**Recorded data**:
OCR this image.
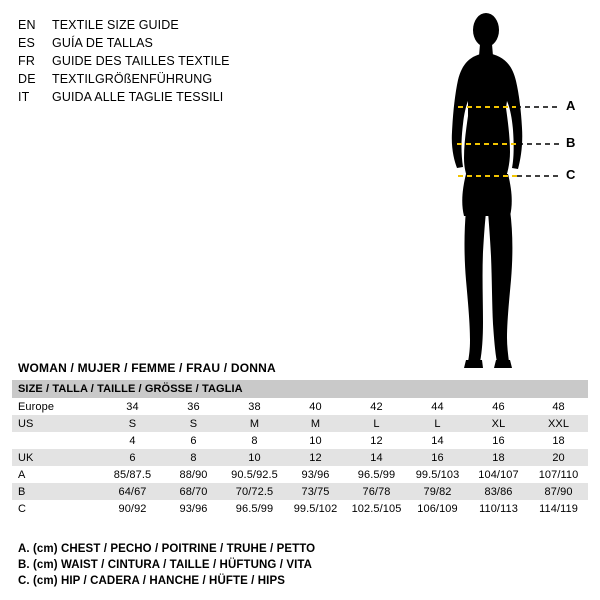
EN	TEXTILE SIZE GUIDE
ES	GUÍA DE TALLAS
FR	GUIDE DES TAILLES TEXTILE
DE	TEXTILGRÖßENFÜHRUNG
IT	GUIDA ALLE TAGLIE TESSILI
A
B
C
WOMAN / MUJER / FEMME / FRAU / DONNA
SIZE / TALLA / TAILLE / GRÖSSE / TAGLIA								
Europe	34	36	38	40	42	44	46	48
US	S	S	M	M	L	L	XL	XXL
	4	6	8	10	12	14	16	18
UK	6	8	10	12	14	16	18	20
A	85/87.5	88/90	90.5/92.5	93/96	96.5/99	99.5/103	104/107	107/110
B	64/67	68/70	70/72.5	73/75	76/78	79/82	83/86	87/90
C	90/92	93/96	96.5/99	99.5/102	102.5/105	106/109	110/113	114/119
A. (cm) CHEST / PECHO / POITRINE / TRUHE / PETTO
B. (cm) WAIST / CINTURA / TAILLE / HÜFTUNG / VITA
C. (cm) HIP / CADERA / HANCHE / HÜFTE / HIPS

**Short task**:
Retype all the records shown above, character for character. Omit every picture.

**Complete response**:
OCR this image.
EN	TEXTILE SIZE GUIDE
ES	GUÍA DE TALLAS
FR	GUIDE DES TAILLES TEXTILE
DE	TEXTILGRÖßENFÜHRUNG
IT	GUIDA ALLE TAGLIE TESSILI
A
B
C
WOMAN / MUJER / FEMME / FRAU / DONNA
SIZE / TALLA / TAILLE / GRÖSSE / TAGLIA								
Europe	34	36	38	40	42	44	46	48
US	S	S	M	M	L	L	XL	XXL
	4	6	8	10	12	14	16	18
UK	6	8	10	12	14	16	18	20
A	85/87.5	88/90	90.5/92.5	93/96	96.5/99	99.5/103	104/107	107/110
B	64/67	68/70	70/72.5	73/75	76/78	79/82	83/86	87/90
C	90/92	93/96	96.5/99	99.5/102	102.5/105	106/109	110/113	114/119
A. (cm) CHEST / PECHO / POITRINE / TRUHE / PETTO
B. (cm) WAIST / CINTURA / TAILLE / HÜFTUNG / VITA
C. (cm) HIP / CADERA / HANCHE / HÜFTE / HIPS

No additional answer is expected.